List the lines of this listing that hold the word "Sulfatos".

EXERCISE MATERIAL.
<<<<

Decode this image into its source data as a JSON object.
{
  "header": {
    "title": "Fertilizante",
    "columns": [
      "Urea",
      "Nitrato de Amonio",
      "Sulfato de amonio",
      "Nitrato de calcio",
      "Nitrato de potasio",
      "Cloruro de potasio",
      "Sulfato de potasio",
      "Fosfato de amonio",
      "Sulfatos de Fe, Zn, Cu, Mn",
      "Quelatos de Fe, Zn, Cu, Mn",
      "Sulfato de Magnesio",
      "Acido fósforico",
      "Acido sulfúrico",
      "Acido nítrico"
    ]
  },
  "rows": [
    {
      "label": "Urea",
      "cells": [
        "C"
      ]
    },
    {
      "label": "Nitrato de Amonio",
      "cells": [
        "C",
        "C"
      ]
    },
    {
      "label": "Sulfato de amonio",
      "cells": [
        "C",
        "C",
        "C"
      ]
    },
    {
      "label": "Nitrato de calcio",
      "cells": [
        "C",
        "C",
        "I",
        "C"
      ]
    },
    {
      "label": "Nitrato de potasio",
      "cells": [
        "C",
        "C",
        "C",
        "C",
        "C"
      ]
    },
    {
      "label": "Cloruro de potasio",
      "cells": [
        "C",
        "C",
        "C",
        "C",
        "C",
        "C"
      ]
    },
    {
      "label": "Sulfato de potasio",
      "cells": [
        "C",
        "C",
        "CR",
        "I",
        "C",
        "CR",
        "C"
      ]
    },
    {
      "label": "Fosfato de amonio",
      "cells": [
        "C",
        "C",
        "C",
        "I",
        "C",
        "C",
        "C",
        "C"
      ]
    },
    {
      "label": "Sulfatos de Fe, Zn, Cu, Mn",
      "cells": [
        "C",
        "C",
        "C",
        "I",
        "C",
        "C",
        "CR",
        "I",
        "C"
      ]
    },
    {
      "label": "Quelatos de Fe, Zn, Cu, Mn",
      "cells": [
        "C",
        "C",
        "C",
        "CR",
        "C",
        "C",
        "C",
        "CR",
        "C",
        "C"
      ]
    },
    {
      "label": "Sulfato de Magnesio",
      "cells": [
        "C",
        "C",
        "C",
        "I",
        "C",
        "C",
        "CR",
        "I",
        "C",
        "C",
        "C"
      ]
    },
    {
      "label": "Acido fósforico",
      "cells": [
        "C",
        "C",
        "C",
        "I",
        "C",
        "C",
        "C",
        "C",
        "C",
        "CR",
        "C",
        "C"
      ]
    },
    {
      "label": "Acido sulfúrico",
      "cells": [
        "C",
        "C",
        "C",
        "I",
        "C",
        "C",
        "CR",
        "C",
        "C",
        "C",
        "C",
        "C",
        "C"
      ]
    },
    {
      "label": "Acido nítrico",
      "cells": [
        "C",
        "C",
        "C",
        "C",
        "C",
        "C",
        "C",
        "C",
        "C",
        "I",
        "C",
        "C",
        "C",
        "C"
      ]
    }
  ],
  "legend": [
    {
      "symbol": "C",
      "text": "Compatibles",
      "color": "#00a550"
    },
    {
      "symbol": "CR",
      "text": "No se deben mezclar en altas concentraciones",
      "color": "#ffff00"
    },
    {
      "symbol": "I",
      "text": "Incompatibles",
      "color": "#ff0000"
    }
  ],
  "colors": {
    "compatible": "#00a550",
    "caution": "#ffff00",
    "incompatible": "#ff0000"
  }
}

>>>>

SOLUTION BELOW.
      "Sulfatos de Fe, Zn, Cu, Mn",
      "label": "Sulfatos de Fe, Zn, Cu, Mn",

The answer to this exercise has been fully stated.